[Recorded data]
════════

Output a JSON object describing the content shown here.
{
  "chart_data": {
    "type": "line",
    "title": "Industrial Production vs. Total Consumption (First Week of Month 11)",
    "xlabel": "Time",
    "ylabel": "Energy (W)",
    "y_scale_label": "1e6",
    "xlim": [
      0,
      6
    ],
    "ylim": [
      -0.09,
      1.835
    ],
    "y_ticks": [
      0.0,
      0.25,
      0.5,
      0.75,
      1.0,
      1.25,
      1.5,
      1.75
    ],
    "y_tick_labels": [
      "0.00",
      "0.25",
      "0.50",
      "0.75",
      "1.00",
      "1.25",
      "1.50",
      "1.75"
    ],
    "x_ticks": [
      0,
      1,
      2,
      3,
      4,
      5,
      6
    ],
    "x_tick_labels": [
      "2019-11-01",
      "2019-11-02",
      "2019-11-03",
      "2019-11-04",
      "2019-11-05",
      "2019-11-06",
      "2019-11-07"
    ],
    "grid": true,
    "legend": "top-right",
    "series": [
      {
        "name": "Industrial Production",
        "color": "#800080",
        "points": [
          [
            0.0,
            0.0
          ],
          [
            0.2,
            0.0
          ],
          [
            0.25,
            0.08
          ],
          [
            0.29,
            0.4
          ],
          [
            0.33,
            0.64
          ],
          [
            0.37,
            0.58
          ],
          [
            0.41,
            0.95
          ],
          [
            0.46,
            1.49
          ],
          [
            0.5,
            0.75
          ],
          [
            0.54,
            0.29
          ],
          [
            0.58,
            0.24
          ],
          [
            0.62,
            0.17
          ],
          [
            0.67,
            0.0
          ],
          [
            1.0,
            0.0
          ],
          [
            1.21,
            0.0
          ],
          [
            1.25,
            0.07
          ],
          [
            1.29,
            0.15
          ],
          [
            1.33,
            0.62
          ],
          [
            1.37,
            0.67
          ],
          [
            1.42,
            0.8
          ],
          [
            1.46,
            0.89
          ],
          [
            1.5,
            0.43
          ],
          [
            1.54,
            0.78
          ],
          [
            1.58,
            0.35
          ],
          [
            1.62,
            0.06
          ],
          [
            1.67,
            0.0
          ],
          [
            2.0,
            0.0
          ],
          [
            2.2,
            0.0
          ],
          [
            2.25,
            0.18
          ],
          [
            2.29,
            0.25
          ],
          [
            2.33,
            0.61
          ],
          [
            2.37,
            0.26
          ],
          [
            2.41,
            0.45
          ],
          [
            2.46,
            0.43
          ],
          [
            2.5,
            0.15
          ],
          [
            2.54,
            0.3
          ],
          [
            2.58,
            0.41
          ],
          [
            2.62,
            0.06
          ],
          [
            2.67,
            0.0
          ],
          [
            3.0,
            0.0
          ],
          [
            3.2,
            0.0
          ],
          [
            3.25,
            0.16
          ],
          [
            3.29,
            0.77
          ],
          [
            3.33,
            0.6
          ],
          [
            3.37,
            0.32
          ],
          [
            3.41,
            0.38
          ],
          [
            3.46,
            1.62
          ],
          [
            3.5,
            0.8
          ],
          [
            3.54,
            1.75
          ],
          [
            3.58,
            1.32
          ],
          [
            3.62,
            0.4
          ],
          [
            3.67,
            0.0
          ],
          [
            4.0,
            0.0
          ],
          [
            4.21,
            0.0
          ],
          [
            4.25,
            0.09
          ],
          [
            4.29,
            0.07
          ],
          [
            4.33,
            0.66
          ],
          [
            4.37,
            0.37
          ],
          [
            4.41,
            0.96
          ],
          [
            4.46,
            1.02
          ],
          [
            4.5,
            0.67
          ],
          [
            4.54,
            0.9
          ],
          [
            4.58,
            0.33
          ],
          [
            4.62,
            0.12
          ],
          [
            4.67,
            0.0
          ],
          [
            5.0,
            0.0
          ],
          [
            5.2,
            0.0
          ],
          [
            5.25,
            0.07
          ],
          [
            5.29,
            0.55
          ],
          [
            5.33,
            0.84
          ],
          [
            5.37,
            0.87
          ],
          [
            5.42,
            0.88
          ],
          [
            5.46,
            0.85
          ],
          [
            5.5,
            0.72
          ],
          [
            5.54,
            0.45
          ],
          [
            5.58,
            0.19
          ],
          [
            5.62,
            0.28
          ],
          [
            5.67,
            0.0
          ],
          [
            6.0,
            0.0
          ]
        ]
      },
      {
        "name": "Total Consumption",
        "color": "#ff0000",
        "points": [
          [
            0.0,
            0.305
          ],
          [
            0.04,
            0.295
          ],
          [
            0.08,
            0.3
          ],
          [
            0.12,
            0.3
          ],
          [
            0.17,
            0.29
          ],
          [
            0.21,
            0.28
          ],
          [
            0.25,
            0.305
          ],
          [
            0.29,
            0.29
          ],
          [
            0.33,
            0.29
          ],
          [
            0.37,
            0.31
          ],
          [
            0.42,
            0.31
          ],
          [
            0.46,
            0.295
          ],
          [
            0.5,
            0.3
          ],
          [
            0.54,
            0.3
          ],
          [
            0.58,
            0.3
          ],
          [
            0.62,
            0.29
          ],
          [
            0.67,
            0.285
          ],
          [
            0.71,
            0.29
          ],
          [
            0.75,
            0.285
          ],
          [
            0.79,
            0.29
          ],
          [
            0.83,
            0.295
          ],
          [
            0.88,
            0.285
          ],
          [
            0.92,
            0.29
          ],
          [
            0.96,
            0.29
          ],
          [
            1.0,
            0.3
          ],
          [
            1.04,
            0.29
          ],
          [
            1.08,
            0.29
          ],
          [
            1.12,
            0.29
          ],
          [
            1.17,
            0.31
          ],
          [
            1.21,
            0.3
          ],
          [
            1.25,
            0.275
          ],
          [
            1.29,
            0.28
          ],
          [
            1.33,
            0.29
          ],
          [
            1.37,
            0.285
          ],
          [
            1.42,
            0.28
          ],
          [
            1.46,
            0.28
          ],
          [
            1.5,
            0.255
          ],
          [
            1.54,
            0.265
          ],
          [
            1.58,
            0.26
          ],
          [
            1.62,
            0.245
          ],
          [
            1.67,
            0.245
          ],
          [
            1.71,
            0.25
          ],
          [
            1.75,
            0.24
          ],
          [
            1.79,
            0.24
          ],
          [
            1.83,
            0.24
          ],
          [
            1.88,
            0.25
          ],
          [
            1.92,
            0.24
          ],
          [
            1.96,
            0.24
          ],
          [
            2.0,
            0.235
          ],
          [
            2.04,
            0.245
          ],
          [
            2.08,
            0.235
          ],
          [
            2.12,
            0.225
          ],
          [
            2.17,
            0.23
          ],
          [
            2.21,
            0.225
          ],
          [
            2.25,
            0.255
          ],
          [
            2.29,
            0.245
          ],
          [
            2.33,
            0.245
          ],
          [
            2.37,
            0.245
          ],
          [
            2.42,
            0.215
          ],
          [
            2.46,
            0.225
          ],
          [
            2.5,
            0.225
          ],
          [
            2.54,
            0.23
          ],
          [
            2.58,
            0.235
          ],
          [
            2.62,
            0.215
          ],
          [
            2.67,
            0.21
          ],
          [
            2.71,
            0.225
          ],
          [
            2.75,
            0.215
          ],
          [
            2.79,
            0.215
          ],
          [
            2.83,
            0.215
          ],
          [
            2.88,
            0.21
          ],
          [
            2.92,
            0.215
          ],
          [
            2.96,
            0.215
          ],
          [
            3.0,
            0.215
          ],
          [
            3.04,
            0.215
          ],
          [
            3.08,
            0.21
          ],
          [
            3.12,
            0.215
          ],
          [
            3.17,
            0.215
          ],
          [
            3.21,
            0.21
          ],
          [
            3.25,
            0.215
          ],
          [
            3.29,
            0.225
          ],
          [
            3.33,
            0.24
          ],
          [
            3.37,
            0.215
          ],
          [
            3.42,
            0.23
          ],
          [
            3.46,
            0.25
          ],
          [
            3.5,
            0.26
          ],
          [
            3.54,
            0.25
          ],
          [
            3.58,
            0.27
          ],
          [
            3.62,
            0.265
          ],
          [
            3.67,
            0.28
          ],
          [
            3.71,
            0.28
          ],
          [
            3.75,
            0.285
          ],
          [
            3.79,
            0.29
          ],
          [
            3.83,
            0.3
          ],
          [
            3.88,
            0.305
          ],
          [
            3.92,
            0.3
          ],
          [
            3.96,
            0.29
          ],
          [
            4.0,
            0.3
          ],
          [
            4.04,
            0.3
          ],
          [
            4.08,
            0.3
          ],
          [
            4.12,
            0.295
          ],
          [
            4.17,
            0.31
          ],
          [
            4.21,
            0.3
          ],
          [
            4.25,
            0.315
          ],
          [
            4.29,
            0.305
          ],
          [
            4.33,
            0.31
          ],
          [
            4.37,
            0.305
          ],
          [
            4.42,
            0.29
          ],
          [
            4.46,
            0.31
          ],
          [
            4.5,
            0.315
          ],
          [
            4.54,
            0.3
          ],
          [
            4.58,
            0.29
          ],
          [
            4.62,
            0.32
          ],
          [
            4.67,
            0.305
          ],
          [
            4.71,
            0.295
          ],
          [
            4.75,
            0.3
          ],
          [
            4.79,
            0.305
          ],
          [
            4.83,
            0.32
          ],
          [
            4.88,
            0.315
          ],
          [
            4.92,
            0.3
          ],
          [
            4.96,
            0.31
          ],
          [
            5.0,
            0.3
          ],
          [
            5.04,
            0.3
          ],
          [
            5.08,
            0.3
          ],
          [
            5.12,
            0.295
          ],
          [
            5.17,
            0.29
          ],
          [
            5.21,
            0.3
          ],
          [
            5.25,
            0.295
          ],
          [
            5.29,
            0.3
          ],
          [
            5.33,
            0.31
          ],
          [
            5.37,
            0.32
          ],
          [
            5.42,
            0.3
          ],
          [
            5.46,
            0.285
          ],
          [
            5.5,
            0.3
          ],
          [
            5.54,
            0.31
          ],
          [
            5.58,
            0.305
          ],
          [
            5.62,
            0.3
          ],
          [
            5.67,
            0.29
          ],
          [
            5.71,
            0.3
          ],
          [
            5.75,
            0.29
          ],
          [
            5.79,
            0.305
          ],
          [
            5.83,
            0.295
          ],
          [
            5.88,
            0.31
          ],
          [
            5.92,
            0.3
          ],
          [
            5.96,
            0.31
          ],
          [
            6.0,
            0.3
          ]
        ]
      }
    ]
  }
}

════════

> _EXERCISE PROMPT_
Report how many lines above hold the string "Production", giving nothing but the number.

> _RESPONSE TO THIS TASK_
2